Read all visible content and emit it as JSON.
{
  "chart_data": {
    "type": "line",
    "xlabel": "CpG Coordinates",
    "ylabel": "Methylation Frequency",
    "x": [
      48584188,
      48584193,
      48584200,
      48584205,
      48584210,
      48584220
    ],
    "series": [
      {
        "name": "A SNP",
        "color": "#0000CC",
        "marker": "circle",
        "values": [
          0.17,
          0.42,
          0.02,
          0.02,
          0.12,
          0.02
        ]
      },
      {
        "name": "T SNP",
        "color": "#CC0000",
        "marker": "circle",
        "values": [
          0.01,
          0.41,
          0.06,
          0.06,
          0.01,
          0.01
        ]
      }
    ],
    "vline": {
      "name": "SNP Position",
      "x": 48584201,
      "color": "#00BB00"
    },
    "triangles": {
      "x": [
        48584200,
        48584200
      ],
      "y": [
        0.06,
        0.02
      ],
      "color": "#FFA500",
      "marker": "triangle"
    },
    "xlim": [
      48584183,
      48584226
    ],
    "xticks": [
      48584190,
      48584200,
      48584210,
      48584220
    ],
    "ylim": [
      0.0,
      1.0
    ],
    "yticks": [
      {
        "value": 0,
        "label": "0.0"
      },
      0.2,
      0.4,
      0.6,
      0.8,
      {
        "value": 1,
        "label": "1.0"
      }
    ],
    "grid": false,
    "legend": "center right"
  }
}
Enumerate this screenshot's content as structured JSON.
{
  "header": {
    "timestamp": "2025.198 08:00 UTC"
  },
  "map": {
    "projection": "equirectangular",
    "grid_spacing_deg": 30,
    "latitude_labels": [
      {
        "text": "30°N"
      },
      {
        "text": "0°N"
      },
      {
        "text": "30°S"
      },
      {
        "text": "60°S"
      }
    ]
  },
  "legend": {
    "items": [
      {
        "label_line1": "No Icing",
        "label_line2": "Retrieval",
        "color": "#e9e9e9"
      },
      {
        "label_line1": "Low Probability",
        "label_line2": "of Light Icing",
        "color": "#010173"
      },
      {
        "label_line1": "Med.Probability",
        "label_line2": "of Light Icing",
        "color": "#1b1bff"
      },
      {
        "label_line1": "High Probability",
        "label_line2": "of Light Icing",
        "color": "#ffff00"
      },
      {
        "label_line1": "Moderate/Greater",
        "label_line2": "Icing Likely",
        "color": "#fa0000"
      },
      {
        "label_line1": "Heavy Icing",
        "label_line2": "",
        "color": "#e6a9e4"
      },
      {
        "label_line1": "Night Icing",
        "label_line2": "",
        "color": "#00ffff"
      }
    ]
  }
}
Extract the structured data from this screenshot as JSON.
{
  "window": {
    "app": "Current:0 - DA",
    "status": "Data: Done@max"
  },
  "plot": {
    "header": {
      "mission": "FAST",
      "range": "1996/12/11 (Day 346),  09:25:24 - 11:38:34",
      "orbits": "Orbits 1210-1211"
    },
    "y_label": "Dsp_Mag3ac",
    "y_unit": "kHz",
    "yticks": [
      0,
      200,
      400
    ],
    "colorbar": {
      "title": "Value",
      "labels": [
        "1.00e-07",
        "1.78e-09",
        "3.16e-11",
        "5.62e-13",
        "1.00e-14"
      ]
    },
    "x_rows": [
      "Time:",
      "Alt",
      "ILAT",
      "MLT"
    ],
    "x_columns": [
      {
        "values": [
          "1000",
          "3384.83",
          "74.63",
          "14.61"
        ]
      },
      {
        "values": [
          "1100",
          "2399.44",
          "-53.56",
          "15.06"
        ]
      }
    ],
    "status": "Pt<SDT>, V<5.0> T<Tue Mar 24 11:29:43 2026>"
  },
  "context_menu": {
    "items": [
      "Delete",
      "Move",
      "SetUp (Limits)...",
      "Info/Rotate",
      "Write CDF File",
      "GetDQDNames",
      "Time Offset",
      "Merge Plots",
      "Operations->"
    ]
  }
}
━━━━━━━━━━━━━━━━━━━━━━━━━━━━━━
• Problem to work on:
Output all records verbatim.

• Exercise solution:
Read all visible content and emit it as JSON.
{
  "chart_data": {
    "type": "line",
    "xlabel": "CpG Coordinates",
    "ylabel": "Methylation Frequency",
    "x": [
      48584188,
      48584193,
      48584200,
      48584205,
      48584210,
      48584220
    ],
    "series": [
      {
        "name": "A SNP",
        "color": "#0000CC",
        "marker": "circle",
        "values": [
          0.17,
          0.42,
          0.02,
          0.02,
          0.12,
          0.02
        ]
      },
      {
        "name": "T SNP",
        "color": "#CC0000",
        "marker": "circle",
        "values": [
          0.01,
          0.41,
          0.06,
          0.06,
          0.01,
          0.01
        ]
      }
    ],
    "vline": {
      "name": "SNP Position",
      "x": 48584201,
      "color": "#00BB00"
    },
    "triangles": {
      "x": [
        48584200,
        48584200
      ],
      "y": [
        0.06,
        0.02
      ],
      "color": "#FFA500",
      "marker": "triangle"
    },
    "xlim": [
      48584183,
      48584226
    ],
    "xticks": [
      48584190,
      48584200,
      48584210,
      48584220
    ],
    "ylim": [
      0.0,
      1.0
    ],
    "yticks": [
      {
        "value": 0,
        "label": "0.0"
      },
      0.2,
      0.4,
      0.6,
      0.8,
      {
        "value": 1,
        "label": "1.0"
      }
    ],
    "grid": false,
    "legend": "center right"
  }
}
Enumerate this screenshot's content as structured JSON.
{
  "header": {
    "timestamp": "2025.198 08:00 UTC"
  },
  "map": {
    "projection": "equirectangular",
    "grid_spacing_deg": 30,
    "latitude_labels": [
      {
        "text": "30°N"
      },
      {
        "text": "0°N"
      },
      {
        "text": "30°S"
      },
      {
        "text": "60°S"
      }
    ]
  },
  "legend": {
    "items": [
      {
        "label_line1": "No Icing",
        "label_line2": "Retrieval",
        "color": "#e9e9e9"
      },
      {
        "label_line1": "Low Probability",
        "label_line2": "of Light Icing",
        "color": "#010173"
      },
      {
        "label_line1": "Med.Probability",
        "label_line2": "of Light Icing",
        "color": "#1b1bff"
      },
      {
        "label_line1": "High Probability",
        "label_line2": "of Light Icing",
        "color": "#ffff00"
      },
      {
        "label_line1": "Moderate/Greater",
        "label_line2": "Icing Likely",
        "color": "#fa0000"
      },
      {
        "label_line1": "Heavy Icing",
        "label_line2": "",
        "color": "#e6a9e4"
      },
      {
        "label_line1": "Night Icing",
        "label_line2": "",
        "color": "#00ffff"
      }
    ]
  }
}
Extract the structured data from this screenshot as JSON.
{
  "window": {
    "app": "Current:0 - DA",
    "status": "Data: Done@max"
  },
  "plot": {
    "header": {
      "mission": "FAST",
      "range": "1996/12/11 (Day 346),  09:25:24 - 11:38:34",
      "orbits": "Orbits 1210-1211"
    },
    "y_label": "Dsp_Mag3ac",
    "y_unit": "kHz",
    "yticks": [
      0,
      200,
      400
    ],
    "colorbar": {
      "title": "Value",
      "labels": [
        "1.00e-07",
        "1.78e-09",
        "3.16e-11",
        "5.62e-13",
        "1.00e-14"
      ]
    },
    "x_rows": [
      "Time:",
      "Alt",
      "ILAT",
      "MLT"
    ],
    "x_columns": [
      {
        "values": [
          "1000",
          "3384.83",
          "74.63",
          "14.61"
        ]
      },
      {
        "values": [
          "1100",
          "2399.44",
          "-53.56",
          "15.06"
        ]
      }
    ],
    "status": "Pt<SDT>, V<5.0> T<Tue Mar 24 11:29:43 2026>"
  },
  "context_menu": {
    "items": [
      "Delete",
      "Move",
      "SetUp (Limits)...",
      "Info/Rotate",
      "Write CDF File",
      "GetDQDNames",
      "Time Offset",
      "Merge Plots",
      "Operations->"
    ]
  }
}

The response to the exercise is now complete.